> [Task details] Return all lines from the listing below in which the string "Previous" occurs.

[Data listing]
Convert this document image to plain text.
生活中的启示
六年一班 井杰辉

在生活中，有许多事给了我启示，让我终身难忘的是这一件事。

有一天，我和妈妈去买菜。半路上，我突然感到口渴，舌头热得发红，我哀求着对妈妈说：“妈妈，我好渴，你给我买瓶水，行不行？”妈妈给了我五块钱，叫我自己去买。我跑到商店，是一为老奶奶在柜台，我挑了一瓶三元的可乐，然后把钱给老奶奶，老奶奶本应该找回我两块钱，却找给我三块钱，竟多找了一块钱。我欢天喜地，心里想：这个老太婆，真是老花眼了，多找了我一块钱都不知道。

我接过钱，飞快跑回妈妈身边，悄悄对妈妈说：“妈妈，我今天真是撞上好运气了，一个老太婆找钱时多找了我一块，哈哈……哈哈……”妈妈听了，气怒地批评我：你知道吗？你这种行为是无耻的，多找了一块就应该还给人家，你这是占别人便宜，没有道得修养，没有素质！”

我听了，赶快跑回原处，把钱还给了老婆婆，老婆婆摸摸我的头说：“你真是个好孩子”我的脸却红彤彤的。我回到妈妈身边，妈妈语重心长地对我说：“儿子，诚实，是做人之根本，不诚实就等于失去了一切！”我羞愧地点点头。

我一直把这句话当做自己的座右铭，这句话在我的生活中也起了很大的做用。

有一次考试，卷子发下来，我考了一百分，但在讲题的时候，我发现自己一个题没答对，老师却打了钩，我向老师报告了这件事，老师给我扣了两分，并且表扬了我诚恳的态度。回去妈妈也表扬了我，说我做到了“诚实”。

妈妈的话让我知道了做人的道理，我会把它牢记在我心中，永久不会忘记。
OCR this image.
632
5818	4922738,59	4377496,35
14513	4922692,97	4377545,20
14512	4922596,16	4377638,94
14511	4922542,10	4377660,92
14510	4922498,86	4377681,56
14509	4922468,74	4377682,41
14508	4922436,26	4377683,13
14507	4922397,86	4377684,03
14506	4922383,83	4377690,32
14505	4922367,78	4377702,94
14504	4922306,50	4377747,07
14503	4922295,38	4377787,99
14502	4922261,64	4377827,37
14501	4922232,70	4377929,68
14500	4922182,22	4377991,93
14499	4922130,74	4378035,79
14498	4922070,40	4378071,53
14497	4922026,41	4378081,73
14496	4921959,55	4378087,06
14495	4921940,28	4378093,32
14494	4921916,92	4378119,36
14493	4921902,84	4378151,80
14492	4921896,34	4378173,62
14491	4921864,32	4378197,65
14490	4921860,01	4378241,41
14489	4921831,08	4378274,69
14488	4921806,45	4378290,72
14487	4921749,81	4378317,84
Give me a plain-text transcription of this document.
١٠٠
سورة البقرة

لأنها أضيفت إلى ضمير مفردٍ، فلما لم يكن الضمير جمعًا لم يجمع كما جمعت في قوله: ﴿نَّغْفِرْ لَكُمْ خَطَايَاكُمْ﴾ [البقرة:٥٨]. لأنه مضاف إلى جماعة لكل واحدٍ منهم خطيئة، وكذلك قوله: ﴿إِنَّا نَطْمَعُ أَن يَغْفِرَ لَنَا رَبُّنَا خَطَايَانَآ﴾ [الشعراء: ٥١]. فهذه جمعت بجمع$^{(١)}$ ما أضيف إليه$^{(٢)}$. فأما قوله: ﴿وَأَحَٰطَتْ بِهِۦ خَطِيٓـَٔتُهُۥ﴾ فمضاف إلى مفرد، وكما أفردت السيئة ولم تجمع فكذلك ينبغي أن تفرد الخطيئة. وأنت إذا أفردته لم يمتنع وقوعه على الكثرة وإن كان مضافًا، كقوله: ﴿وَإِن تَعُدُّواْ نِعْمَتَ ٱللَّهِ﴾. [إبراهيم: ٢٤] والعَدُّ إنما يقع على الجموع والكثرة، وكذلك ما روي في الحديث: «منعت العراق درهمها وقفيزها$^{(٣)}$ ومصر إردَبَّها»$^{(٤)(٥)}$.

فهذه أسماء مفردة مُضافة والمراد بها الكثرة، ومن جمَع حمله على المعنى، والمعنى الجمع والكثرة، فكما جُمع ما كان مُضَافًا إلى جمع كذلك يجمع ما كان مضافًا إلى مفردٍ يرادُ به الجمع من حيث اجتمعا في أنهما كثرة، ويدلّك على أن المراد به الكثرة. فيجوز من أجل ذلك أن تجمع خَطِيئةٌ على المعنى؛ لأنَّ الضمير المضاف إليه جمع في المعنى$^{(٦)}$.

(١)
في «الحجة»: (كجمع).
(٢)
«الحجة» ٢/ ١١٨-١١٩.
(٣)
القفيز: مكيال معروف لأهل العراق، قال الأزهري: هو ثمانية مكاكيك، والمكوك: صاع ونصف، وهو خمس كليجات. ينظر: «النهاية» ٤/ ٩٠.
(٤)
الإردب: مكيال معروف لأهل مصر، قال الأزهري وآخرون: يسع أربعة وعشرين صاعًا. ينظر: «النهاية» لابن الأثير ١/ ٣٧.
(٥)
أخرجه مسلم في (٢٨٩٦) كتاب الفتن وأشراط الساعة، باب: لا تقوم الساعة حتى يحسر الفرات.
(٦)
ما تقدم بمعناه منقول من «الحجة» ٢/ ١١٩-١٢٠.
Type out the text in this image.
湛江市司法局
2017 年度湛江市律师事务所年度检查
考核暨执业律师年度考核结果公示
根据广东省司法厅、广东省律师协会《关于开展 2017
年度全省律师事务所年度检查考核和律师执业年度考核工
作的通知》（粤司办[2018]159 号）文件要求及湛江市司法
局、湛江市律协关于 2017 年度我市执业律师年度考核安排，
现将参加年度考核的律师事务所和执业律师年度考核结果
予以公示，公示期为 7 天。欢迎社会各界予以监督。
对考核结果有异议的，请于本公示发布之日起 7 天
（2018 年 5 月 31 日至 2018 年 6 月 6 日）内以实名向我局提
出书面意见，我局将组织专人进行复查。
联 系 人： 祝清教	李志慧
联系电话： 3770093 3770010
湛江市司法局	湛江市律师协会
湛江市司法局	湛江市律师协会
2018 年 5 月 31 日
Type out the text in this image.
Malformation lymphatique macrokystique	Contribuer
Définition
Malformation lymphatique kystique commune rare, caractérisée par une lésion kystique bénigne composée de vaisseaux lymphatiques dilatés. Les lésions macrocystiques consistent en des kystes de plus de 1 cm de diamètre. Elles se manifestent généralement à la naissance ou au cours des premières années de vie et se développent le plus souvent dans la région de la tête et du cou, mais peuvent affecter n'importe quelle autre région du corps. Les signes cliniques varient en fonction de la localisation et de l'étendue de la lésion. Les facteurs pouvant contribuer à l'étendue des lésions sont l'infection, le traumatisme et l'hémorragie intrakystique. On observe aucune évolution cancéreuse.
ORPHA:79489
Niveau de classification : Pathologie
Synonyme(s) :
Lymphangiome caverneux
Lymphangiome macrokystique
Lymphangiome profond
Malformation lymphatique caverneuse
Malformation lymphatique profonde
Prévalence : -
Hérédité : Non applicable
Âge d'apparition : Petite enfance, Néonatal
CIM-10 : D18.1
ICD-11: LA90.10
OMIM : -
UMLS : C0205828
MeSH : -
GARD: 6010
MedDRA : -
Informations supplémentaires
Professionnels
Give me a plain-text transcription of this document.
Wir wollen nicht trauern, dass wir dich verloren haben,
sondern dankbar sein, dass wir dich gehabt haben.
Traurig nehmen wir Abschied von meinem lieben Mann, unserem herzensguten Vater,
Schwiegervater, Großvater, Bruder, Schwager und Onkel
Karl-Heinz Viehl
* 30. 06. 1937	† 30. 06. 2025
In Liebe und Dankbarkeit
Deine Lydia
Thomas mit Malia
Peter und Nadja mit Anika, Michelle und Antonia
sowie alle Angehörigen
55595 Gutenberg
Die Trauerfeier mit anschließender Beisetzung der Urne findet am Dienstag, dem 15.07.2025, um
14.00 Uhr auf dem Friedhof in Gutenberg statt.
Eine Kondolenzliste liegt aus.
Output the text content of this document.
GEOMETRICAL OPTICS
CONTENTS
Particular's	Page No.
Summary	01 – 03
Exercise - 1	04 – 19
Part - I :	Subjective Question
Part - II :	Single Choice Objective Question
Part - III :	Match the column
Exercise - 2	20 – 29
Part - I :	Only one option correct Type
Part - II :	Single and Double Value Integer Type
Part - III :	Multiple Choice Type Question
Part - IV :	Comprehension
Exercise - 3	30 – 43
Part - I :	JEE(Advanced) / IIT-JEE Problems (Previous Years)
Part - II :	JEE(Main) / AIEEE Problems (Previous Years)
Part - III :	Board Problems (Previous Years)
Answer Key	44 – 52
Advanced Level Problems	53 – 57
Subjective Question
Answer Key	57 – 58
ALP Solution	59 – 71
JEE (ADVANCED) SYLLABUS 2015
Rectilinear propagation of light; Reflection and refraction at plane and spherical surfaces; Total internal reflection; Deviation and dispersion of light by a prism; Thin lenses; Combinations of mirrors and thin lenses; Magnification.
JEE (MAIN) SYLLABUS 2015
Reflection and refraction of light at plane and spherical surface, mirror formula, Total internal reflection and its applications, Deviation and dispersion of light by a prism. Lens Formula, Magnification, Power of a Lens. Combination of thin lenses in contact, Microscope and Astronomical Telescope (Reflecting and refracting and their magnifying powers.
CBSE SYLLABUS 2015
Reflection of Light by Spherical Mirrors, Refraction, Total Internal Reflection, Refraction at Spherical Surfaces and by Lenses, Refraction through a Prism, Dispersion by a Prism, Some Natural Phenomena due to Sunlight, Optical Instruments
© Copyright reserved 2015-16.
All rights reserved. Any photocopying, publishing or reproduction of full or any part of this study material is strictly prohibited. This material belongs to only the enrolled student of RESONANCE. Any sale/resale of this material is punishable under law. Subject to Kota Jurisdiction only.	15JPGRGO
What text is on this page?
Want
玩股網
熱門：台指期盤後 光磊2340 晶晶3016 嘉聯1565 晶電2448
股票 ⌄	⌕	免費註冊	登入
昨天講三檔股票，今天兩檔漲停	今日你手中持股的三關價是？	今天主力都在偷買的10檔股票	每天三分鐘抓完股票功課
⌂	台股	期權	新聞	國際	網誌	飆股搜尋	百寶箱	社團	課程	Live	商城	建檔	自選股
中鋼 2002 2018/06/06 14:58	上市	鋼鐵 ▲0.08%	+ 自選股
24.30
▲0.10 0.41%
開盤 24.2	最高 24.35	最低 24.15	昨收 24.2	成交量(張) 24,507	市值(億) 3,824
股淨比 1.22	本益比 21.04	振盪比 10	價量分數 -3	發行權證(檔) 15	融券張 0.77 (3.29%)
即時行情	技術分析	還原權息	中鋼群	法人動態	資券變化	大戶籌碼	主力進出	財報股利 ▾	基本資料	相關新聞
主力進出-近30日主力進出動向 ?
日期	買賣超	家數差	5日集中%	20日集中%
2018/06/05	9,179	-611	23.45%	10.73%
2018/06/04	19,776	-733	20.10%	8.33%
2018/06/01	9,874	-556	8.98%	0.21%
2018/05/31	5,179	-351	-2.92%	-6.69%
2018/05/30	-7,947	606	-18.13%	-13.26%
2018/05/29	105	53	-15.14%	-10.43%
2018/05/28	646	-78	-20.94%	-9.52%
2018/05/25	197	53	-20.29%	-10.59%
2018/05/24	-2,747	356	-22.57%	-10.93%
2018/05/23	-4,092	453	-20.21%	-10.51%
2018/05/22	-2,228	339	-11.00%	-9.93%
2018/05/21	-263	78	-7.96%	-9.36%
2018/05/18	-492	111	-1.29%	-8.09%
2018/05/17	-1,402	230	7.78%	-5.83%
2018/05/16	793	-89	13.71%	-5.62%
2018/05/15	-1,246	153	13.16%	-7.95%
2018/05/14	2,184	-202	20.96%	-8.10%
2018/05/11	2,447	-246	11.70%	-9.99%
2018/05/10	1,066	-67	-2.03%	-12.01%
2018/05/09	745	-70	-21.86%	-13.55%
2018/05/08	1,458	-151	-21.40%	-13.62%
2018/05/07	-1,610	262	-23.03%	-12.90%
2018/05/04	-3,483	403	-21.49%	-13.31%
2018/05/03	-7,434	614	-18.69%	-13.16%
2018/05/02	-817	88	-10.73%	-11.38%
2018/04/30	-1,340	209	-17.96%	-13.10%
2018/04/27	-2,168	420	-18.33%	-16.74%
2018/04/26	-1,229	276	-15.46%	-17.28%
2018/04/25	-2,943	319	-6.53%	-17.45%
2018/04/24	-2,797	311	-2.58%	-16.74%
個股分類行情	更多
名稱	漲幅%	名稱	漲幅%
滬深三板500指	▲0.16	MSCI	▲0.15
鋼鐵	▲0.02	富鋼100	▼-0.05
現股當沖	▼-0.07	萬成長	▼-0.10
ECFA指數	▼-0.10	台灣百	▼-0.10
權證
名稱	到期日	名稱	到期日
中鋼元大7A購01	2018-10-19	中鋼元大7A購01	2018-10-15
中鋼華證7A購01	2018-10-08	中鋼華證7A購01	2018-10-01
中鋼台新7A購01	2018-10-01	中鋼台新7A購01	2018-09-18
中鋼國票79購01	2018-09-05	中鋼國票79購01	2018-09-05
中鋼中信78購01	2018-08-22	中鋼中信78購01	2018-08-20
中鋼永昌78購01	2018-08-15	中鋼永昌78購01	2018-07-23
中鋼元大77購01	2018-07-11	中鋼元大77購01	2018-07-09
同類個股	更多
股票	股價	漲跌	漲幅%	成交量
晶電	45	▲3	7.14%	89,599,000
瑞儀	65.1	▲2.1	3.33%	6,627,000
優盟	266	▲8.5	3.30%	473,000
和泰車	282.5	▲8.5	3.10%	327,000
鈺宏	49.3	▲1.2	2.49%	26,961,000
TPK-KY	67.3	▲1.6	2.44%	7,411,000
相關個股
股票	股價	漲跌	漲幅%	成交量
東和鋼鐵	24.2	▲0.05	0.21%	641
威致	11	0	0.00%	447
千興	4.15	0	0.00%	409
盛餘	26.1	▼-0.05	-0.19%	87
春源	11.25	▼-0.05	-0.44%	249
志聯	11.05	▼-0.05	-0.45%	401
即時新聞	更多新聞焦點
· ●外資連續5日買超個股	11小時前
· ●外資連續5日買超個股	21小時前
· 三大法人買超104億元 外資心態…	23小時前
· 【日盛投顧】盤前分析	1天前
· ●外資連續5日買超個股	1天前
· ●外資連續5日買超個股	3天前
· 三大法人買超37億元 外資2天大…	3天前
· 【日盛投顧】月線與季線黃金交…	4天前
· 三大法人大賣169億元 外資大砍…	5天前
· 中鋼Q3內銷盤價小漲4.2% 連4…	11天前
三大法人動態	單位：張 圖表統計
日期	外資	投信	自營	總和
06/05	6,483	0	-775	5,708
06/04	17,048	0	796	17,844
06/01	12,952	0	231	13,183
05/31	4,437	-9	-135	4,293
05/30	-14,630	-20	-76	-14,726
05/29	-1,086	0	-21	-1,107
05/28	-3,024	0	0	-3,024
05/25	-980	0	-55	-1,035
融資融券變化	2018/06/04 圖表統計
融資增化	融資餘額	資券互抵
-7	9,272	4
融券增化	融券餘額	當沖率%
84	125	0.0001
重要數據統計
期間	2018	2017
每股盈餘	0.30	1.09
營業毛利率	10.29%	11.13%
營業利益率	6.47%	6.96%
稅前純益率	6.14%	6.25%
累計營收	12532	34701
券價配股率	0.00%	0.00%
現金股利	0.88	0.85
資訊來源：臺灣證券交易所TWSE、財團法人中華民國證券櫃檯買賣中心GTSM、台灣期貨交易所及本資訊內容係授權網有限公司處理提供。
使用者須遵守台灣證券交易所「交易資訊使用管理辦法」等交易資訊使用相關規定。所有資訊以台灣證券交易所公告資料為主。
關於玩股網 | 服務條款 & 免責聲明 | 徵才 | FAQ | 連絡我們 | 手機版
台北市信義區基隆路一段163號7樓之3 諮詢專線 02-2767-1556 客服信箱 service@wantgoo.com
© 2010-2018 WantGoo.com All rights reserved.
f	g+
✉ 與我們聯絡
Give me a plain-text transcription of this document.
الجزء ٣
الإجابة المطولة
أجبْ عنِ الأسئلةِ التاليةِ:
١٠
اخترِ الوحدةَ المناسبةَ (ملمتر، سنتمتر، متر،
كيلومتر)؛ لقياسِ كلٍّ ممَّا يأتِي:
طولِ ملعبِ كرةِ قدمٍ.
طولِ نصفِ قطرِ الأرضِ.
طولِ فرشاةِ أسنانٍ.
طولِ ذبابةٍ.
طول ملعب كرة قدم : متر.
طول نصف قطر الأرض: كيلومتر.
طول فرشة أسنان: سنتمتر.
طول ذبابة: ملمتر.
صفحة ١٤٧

> [Output for this exercise]
Part - I :	JEE(Advanced) / IIT-JEE Problems (Previous Years)
Part - II :	JEE(Main) / AIEEE Problems (Previous Years)
Part - III :	Board Problems (Previous Years)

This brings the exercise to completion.